_Exercise prompt_
Set down each record below precisely, skipping the pictures.

_Extracted data_

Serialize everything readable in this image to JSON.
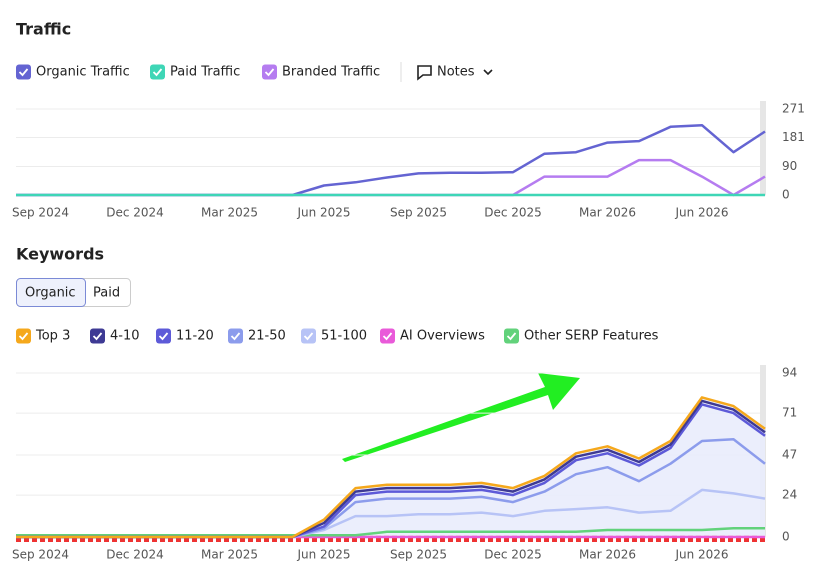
{
  "ui": {
    "notes": "Notes",
    "tabs": [
      "Organic",
      "Paid"
    ]
  },
  "chart_data": [
    {
      "type": "line",
      "title": "Traffic",
      "x": [
        "2024-08",
        "2024-09",
        "2024-10",
        "2024-11",
        "2024-12",
        "2025-01",
        "2025-02",
        "2025-03",
        "2025-04",
        "2025-05",
        "2025-06",
        "2025-07",
        "2025-08",
        "2025-09",
        "2025-10",
        "2025-11",
        "2025-12",
        "2026-01",
        "2026-02",
        "2026-03",
        "2026-04",
        "2026-05",
        "2026-06",
        "2026-07",
        "2026-08"
      ],
      "xlim": [
        "2024-08",
        "2026-08"
      ],
      "xticks": [
        {
          "value": "2024-09",
          "label": "Sep 2024"
        },
        {
          "value": "2024-12",
          "label": "Dec 2024"
        },
        {
          "value": "2025-03",
          "label": "Mar 2025"
        },
        {
          "value": "2025-06",
          "label": "Jun 2025"
        },
        {
          "value": "2025-09",
          "label": "Sep 2025"
        },
        {
          "value": "2025-12",
          "label": "Dec 2025"
        },
        {
          "value": "2026-03",
          "label": "Mar 2026"
        },
        {
          "value": "2026-06",
          "label": "Jun 2026"
        }
      ],
      "ylim": [
        0,
        271
      ],
      "yticks": [
        0,
        90,
        181,
        271
      ],
      "grid": true,
      "series": [
        {
          "name": "Organic Traffic",
          "color": "#6464d2",
          "values": [
            0,
            0,
            0,
            0,
            0,
            0,
            0,
            0,
            0,
            0,
            30,
            40,
            55,
            68,
            70,
            70,
            72,
            130,
            135,
            165,
            170,
            215,
            220,
            135,
            200
          ]
        },
        {
          "name": "Paid Traffic",
          "color": "#3ed6b6",
          "values": [
            0,
            0,
            0,
            0,
            0,
            0,
            0,
            0,
            0,
            0,
            0,
            0,
            0,
            0,
            0,
            0,
            0,
            0,
            0,
            0,
            0,
            0,
            0,
            0,
            0
          ]
        },
        {
          "name": "Branded Traffic",
          "color": "#b57cf0",
          "values": [
            0,
            0,
            0,
            0,
            0,
            0,
            0,
            0,
            0,
            0,
            0,
            0,
            0,
            0,
            0,
            0,
            0,
            58,
            58,
            58,
            110,
            110,
            58,
            0,
            58
          ]
        }
      ]
    },
    {
      "type": "stacked_area",
      "title": "Keywords",
      "x": [
        "2024-08",
        "2024-09",
        "2024-10",
        "2024-11",
        "2024-12",
        "2025-01",
        "2025-02",
        "2025-03",
        "2025-04",
        "2025-05",
        "2025-06",
        "2025-07",
        "2025-08",
        "2025-09",
        "2025-10",
        "2025-11",
        "2025-12",
        "2026-01",
        "2026-02",
        "2026-03",
        "2026-04",
        "2026-05",
        "2026-06",
        "2026-07",
        "2026-08"
      ],
      "xlim": [
        "2024-08",
        "2026-08"
      ],
      "xticks": [
        {
          "value": "2024-09",
          "label": "Sep 2024"
        },
        {
          "value": "2024-12",
          "label": "Dec 2024"
        },
        {
          "value": "2025-03",
          "label": "Mar 2025"
        },
        {
          "value": "2025-06",
          "label": "Jun 2025"
        },
        {
          "value": "2025-09",
          "label": "Sep 2025"
        },
        {
          "value": "2025-12",
          "label": "Dec 2025"
        },
        {
          "value": "2026-03",
          "label": "Mar 2026"
        },
        {
          "value": "2026-06",
          "label": "Jun 2026"
        }
      ],
      "ylim": [
        0,
        94
      ],
      "yticks": [
        0,
        24,
        47,
        71,
        94
      ],
      "grid": true,
      "series": [
        {
          "name": "Top 3",
          "color": "#f5a81c",
          "values": [
            0,
            0,
            0,
            0,
            0,
            0,
            0,
            0,
            0,
            0,
            2,
            2,
            2,
            2,
            2,
            2,
            2,
            2,
            2,
            2,
            2,
            2,
            2,
            2,
            2
          ]
        },
        {
          "name": "4-10",
          "color": "#3e3a94",
          "values": [
            0,
            0,
            0,
            0,
            0,
            0,
            0,
            0,
            0,
            0,
            2,
            2,
            2,
            2,
            2,
            2,
            2,
            2,
            2,
            2,
            2,
            2,
            2,
            2,
            2
          ]
        },
        {
          "name": "11-20",
          "color": "#5d5ad8",
          "values": [
            0,
            0,
            0,
            0,
            0,
            0,
            0,
            0,
            0,
            0,
            1,
            4,
            4,
            4,
            4,
            4,
            4,
            5,
            8,
            8,
            9,
            9,
            21,
            15,
            16
          ]
        },
        {
          "name": "21-50",
          "color": "#8c9cec",
          "values": [
            0,
            0,
            0,
            0,
            0,
            0,
            0,
            0,
            0,
            0,
            1,
            8,
            10,
            9,
            9,
            9,
            8,
            11,
            20,
            23,
            18,
            27,
            28,
            31,
            20
          ]
        },
        {
          "name": "51-100",
          "color": "#b7c3f6",
          "values": [
            0,
            0,
            0,
            0,
            0,
            0,
            0,
            0,
            0,
            0,
            4,
            12,
            12,
            13,
            13,
            14,
            12,
            15,
            16,
            17,
            14,
            15,
            27,
            25,
            22
          ]
        },
        {
          "name": "AI Overviews",
          "color": "#e95ad9",
          "stacked": false,
          "values": [
            0,
            0,
            0,
            0,
            0,
            0,
            0,
            0,
            0,
            0,
            0,
            0,
            0,
            0,
            0,
            0,
            0,
            0,
            0,
            0,
            0,
            0,
            0,
            0,
            0
          ]
        },
        {
          "name": "Other SERP Features",
          "color": "#62d27b",
          "stacked": false,
          "values": [
            1,
            1,
            1,
            1,
            1,
            1,
            1,
            1,
            1,
            1,
            1,
            1,
            3,
            3,
            3,
            3,
            3,
            3,
            3,
            4,
            4,
            4,
            4,
            5,
            5
          ]
        }
      ]
    }
  ]
}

_Solution to the exercise_
Serialize everything readable in this image to JSON.
{
  "ui": {
    "notes": "Notes",
    "tabs": [
      "Organic",
      "Paid"
    ]
  },
  "chart_data": [
    {
      "type": "line",
      "title": "Traffic",
      "x": [
        "2024-08",
        "2024-09",
        "2024-10",
        "2024-11",
        "2024-12",
        "2025-01",
        "2025-02",
        "2025-03",
        "2025-04",
        "2025-05",
        "2025-06",
        "2025-07",
        "2025-08",
        "2025-09",
        "2025-10",
        "2025-11",
        "2025-12",
        "2026-01",
        "2026-02",
        "2026-03",
        "2026-04",
        "2026-05",
        "2026-06",
        "2026-07",
        "2026-08"
      ],
      "xlim": [
        "2024-08",
        "2026-08"
      ],
      "xticks": [
        {
          "value": "2024-09",
          "label": "Sep 2024"
        },
        {
          "value": "2024-12",
          "label": "Dec 2024"
        },
        {
          "value": "2025-03",
          "label": "Mar 2025"
        },
        {
          "value": "2025-06",
          "label": "Jun 2025"
        },
        {
          "value": "2025-09",
          "label": "Sep 2025"
        },
        {
          "value": "2025-12",
          "label": "Dec 2025"
        },
        {
          "value": "2026-03",
          "label": "Mar 2026"
        },
        {
          "value": "2026-06",
          "label": "Jun 2026"
        }
      ],
      "ylim": [
        0,
        271
      ],
      "yticks": [
        0,
        90,
        181,
        271
      ],
      "grid": true,
      "series": [
        {
          "name": "Organic Traffic",
          "color": "#6464d2",
          "values": [
            0,
            0,
            0,
            0,
            0,
            0,
            0,
            0,
            0,
            0,
            30,
            40,
            55,
            68,
            70,
            70,
            72,
            130,
            135,
            165,
            170,
            215,
            220,
            135,
            200
          ]
        },
        {
          "name": "Paid Traffic",
          "color": "#3ed6b6",
          "values": [
            0,
            0,
            0,
            0,
            0,
            0,
            0,
            0,
            0,
            0,
            0,
            0,
            0,
            0,
            0,
            0,
            0,
            0,
            0,
            0,
            0,
            0,
            0,
            0,
            0
          ]
        },
        {
          "name": "Branded Traffic",
          "color": "#b57cf0",
          "values": [
            0,
            0,
            0,
            0,
            0,
            0,
            0,
            0,
            0,
            0,
            0,
            0,
            0,
            0,
            0,
            0,
            0,
            58,
            58,
            58,
            110,
            110,
            58,
            0,
            58
          ]
        }
      ]
    },
    {
      "type": "stacked_area",
      "title": "Keywords",
      "x": [
        "2024-08",
        "2024-09",
        "2024-10",
        "2024-11",
        "2024-12",
        "2025-01",
        "2025-02",
        "2025-03",
        "2025-04",
        "2025-05",
        "2025-06",
        "2025-07",
        "2025-08",
        "2025-09",
        "2025-10",
        "2025-11",
        "2025-12",
        "2026-01",
        "2026-02",
        "2026-03",
        "2026-04",
        "2026-05",
        "2026-06",
        "2026-07",
        "2026-08"
      ],
      "xlim": [
        "2024-08",
        "2026-08"
      ],
      "xticks": [
        {
          "value": "2024-09",
          "label": "Sep 2024"
        },
        {
          "value": "2024-12",
          "label": "Dec 2024"
        },
        {
          "value": "2025-03",
          "label": "Mar 2025"
        },
        {
          "value": "2025-06",
          "label": "Jun 2025"
        },
        {
          "value": "2025-09",
          "label": "Sep 2025"
        },
        {
          "value": "2025-12",
          "label": "Dec 2025"
        },
        {
          "value": "2026-03",
          "label": "Mar 2026"
        },
        {
          "value": "2026-06",
          "label": "Jun 2026"
        }
      ],
      "ylim": [
        0,
        94
      ],
      "yticks": [
        0,
        24,
        47,
        71,
        94
      ],
      "grid": true,
      "series": [
        {
          "name": "Top 3",
          "color": "#f5a81c",
          "values": [
            0,
            0,
            0,
            0,
            0,
            0,
            0,
            0,
            0,
            0,
            2,
            2,
            2,
            2,
            2,
            2,
            2,
            2,
            2,
            2,
            2,
            2,
            2,
            2,
            2
          ]
        },
        {
          "name": "4-10",
          "color": "#3e3a94",
          "values": [
            0,
            0,
            0,
            0,
            0,
            0,
            0,
            0,
            0,
            0,
            2,
            2,
            2,
            2,
            2,
            2,
            2,
            2,
            2,
            2,
            2,
            2,
            2,
            2,
            2
          ]
        },
        {
          "name": "11-20",
          "color": "#5d5ad8",
          "values": [
            0,
            0,
            0,
            0,
            0,
            0,
            0,
            0,
            0,
            0,
            1,
            4,
            4,
            4,
            4,
            4,
            4,
            5,
            8,
            8,
            9,
            9,
            21,
            15,
            16
          ]
        },
        {
          "name": "21-50",
          "color": "#8c9cec",
          "values": [
            0,
            0,
            0,
            0,
            0,
            0,
            0,
            0,
            0,
            0,
            1,
            8,
            10,
            9,
            9,
            9,
            8,
            11,
            20,
            23,
            18,
            27,
            28,
            31,
            20
          ]
        },
        {
          "name": "51-100",
          "color": "#b7c3f6",
          "values": [
            0,
            0,
            0,
            0,
            0,
            0,
            0,
            0,
            0,
            0,
            4,
            12,
            12,
            13,
            13,
            14,
            12,
            15,
            16,
            17,
            14,
            15,
            27,
            25,
            22
          ]
        },
        {
          "name": "AI Overviews",
          "color": "#e95ad9",
          "stacked": false,
          "values": [
            0,
            0,
            0,
            0,
            0,
            0,
            0,
            0,
            0,
            0,
            0,
            0,
            0,
            0,
            0,
            0,
            0,
            0,
            0,
            0,
            0,
            0,
            0,
            0,
            0
          ]
        },
        {
          "name": "Other SERP Features",
          "color": "#62d27b",
          "stacked": false,
          "values": [
            1,
            1,
            1,
            1,
            1,
            1,
            1,
            1,
            1,
            1,
            1,
            1,
            3,
            3,
            3,
            3,
            3,
            3,
            3,
            4,
            4,
            4,
            4,
            5,
            5
          ]
        }
      ]
    }
  ]
}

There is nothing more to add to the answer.